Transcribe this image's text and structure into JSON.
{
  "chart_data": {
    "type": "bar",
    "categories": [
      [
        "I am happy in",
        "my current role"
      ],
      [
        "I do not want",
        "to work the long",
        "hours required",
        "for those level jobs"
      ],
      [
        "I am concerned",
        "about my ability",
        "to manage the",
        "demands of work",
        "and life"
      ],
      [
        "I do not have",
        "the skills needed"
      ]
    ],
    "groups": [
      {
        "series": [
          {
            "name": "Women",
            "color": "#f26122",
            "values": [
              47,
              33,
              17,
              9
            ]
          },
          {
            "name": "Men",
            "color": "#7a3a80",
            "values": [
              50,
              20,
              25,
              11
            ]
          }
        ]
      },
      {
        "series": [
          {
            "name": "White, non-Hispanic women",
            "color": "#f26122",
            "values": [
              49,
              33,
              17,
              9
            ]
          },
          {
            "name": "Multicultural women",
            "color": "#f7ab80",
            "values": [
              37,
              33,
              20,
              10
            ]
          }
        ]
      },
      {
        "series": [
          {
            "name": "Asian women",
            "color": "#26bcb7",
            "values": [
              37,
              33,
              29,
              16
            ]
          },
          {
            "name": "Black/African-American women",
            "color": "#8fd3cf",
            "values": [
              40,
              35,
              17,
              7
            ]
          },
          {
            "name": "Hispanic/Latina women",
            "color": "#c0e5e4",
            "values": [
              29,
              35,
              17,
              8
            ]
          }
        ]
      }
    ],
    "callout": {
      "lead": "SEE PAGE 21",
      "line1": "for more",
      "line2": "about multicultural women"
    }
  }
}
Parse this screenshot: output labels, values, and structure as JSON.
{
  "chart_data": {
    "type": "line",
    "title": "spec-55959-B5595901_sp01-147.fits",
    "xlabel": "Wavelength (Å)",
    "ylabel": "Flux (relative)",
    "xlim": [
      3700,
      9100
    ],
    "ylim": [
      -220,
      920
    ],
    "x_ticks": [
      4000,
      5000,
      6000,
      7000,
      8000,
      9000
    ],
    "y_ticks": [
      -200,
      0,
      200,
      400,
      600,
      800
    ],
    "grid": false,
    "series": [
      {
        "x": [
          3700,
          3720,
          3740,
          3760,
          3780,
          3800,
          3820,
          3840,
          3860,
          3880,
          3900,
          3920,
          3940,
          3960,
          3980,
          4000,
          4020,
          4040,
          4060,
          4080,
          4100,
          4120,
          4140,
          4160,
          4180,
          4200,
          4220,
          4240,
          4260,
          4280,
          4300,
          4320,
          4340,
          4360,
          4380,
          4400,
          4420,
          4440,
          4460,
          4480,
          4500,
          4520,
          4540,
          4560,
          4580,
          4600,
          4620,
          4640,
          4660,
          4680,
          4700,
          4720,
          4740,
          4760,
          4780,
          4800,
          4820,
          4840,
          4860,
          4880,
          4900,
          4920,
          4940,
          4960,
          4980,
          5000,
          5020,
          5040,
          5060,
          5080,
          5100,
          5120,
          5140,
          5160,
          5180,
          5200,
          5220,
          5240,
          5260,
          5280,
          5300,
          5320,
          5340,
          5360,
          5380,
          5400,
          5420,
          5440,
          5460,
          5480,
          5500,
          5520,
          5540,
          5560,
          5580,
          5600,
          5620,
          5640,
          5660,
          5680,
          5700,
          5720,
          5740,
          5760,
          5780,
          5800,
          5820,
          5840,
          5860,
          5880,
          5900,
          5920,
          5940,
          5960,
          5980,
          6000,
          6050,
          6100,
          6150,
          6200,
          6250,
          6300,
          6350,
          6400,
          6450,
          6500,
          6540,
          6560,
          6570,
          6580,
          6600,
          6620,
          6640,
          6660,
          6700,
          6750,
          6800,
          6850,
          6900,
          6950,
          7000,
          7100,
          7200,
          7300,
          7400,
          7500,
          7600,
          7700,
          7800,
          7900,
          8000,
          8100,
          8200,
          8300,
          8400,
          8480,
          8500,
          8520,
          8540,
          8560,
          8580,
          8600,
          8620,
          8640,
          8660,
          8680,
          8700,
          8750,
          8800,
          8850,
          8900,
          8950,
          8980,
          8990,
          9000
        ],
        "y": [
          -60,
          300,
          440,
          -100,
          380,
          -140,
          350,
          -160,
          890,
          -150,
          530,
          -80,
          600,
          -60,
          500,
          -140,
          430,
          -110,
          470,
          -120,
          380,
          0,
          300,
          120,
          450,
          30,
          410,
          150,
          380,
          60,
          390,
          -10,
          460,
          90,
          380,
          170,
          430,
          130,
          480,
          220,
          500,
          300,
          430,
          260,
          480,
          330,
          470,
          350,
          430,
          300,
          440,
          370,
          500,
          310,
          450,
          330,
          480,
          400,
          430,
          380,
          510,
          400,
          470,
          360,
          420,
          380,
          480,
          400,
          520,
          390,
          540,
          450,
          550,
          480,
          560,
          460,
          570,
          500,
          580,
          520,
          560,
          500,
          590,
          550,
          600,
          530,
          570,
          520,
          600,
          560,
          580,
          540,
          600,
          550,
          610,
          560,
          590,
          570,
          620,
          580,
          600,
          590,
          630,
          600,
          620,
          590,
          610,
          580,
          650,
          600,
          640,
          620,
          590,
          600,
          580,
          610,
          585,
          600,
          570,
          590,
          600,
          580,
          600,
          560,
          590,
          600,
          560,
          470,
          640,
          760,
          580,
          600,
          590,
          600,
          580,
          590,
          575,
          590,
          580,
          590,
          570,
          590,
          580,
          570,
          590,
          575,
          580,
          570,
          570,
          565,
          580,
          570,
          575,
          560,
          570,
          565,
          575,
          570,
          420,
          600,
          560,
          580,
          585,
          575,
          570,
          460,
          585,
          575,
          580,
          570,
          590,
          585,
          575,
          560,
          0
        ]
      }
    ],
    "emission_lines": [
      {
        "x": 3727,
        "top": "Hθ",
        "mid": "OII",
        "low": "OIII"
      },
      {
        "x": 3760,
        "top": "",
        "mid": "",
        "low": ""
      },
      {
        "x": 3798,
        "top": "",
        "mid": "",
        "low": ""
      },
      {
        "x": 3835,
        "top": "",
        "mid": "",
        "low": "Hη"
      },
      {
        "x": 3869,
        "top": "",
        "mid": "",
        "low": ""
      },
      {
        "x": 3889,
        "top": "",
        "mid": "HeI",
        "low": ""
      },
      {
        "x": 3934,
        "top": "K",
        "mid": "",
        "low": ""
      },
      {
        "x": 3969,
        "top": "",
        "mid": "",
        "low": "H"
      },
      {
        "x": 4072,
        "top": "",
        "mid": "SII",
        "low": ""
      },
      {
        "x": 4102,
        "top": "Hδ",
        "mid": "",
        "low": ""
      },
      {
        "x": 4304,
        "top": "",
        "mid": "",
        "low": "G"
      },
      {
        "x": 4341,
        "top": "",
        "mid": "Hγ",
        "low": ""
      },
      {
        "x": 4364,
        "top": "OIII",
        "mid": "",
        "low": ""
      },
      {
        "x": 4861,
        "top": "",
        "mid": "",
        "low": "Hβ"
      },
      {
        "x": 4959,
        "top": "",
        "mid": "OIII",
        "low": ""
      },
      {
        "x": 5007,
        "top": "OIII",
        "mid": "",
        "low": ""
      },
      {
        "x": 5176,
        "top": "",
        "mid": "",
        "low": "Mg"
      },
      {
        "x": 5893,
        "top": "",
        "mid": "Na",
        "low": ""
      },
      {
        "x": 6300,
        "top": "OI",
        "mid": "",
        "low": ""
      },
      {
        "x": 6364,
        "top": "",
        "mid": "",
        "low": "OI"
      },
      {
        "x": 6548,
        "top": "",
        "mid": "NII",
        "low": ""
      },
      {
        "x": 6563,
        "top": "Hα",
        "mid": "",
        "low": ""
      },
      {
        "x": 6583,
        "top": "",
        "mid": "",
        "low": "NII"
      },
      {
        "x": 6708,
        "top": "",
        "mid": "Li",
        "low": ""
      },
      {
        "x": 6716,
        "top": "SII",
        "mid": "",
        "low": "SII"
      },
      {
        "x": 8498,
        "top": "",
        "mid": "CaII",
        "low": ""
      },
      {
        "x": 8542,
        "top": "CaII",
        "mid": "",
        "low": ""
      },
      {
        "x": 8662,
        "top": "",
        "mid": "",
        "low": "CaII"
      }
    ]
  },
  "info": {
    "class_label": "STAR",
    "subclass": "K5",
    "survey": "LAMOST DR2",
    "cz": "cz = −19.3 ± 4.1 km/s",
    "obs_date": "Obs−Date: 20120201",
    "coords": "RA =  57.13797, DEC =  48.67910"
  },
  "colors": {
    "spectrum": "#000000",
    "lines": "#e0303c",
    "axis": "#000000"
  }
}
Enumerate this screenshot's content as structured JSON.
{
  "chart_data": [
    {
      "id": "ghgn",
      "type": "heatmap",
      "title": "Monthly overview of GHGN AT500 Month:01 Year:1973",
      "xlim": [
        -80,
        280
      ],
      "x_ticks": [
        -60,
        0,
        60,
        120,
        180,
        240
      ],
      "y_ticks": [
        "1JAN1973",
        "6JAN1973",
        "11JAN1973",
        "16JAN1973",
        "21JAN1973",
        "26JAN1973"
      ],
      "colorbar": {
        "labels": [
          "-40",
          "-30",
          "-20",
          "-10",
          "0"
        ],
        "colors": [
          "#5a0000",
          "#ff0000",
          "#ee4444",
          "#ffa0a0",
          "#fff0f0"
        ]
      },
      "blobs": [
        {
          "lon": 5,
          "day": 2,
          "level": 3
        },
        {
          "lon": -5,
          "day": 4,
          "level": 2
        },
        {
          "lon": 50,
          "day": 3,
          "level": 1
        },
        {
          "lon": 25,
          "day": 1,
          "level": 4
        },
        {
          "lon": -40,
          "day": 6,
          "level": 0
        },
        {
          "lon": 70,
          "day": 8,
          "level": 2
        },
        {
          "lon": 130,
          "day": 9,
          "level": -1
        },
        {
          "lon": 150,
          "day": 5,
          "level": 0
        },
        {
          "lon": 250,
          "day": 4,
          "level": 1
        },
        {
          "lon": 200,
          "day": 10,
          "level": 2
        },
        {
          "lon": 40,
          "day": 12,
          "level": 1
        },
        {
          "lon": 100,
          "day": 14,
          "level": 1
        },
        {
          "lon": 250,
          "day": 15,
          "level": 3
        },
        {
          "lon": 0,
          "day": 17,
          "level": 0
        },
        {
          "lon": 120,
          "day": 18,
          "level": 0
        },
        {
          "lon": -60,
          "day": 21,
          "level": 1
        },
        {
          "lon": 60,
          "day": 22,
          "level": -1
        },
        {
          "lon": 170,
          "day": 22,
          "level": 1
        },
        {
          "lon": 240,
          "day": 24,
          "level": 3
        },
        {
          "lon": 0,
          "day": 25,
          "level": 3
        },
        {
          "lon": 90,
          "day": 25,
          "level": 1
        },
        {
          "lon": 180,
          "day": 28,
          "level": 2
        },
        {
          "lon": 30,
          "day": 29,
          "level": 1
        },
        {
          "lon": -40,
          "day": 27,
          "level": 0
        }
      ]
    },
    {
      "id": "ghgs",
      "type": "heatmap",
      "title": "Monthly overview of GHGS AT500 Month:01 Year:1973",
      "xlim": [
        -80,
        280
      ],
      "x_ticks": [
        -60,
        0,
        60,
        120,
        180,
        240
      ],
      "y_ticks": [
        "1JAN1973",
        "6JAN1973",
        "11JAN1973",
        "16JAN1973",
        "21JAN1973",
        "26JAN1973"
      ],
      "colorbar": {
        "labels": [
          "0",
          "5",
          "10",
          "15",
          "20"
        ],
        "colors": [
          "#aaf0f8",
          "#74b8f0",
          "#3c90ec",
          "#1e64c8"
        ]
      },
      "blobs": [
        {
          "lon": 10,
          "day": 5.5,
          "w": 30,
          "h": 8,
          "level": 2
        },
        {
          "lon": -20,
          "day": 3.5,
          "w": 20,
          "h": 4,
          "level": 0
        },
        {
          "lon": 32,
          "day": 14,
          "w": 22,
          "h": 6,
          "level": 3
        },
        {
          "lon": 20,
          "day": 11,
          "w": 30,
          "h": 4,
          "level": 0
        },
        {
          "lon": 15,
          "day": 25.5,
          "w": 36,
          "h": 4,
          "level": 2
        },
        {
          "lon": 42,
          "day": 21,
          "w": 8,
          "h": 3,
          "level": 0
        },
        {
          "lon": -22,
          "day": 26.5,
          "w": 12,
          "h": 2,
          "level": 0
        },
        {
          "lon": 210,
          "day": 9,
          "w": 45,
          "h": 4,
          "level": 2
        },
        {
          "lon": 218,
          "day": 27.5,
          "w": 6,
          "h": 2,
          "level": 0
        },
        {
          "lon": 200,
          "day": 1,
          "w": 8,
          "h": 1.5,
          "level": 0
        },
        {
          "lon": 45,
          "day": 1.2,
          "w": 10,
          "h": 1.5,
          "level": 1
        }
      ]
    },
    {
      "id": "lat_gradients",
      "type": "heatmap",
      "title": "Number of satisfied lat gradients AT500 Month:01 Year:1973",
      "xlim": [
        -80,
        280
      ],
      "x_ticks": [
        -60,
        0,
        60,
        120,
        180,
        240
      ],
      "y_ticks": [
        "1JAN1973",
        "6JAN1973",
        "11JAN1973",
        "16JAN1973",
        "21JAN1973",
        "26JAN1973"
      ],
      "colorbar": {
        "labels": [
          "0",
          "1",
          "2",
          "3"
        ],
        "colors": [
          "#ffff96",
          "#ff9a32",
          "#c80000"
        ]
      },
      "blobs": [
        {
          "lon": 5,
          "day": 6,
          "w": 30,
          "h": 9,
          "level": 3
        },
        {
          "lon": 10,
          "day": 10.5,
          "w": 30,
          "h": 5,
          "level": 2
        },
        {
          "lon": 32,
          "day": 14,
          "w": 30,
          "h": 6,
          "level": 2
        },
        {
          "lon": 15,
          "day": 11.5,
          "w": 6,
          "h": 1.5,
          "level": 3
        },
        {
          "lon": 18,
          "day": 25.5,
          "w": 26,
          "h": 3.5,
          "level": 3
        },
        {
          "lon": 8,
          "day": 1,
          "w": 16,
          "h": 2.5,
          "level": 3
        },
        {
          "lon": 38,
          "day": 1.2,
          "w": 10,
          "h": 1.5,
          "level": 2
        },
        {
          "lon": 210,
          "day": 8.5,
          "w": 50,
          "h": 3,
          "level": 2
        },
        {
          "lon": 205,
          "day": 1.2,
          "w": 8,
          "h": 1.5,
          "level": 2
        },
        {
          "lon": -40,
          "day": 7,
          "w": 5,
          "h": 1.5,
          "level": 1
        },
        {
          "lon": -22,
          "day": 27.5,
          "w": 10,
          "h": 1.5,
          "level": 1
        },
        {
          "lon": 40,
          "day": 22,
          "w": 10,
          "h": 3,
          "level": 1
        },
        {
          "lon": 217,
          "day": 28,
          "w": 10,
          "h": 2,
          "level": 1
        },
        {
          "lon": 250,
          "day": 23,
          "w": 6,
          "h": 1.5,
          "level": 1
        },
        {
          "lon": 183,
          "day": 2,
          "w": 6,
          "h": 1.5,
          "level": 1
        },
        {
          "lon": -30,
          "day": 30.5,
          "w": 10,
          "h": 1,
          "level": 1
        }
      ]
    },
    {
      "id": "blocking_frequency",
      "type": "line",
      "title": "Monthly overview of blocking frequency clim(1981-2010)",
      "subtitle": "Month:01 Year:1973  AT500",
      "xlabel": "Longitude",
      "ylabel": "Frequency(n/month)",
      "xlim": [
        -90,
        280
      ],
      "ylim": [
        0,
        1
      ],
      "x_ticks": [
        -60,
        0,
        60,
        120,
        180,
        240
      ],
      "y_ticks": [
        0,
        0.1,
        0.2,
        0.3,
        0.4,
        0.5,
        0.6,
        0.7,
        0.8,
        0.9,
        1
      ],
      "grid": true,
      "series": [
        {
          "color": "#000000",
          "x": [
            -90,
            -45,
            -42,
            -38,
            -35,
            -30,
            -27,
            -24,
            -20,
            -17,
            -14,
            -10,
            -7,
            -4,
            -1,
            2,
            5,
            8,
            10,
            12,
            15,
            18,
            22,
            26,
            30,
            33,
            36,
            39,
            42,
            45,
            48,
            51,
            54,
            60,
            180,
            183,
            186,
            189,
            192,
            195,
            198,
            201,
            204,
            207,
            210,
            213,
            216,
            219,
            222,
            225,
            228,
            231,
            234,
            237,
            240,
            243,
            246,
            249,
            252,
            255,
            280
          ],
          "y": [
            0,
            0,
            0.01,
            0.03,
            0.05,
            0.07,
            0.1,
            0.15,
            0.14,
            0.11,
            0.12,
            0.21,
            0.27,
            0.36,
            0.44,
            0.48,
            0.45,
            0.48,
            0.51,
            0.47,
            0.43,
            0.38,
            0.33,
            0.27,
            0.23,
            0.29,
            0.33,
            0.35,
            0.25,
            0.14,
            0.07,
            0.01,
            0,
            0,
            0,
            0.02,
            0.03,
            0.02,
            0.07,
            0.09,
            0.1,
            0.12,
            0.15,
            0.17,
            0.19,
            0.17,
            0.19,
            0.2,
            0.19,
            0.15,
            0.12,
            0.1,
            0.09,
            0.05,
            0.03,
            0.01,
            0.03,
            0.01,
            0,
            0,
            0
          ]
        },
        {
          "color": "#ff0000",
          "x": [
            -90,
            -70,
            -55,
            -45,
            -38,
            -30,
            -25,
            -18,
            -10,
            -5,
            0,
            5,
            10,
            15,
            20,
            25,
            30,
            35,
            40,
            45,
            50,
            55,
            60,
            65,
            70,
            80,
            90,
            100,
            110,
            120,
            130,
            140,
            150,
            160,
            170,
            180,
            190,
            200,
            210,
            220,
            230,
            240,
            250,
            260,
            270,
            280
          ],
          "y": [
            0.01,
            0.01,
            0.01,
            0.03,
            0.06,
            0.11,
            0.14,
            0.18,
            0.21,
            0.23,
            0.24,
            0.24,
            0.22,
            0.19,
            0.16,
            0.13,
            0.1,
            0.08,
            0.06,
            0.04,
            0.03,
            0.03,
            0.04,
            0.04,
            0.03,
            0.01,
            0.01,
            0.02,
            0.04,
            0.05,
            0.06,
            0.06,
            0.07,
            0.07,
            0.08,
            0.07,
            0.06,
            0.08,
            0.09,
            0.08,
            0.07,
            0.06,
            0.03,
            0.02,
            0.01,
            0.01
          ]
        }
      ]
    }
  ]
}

PROBLEM DESCRIPTION:
From the records above, pull out every line containing the word "JSON".

TASK RESPONSE:
Transcribe this image's text and structure into JSON.
Parse this screenshot: output labels, values, and structure as JSON.
Enumerate this screenshot's content as structured JSON.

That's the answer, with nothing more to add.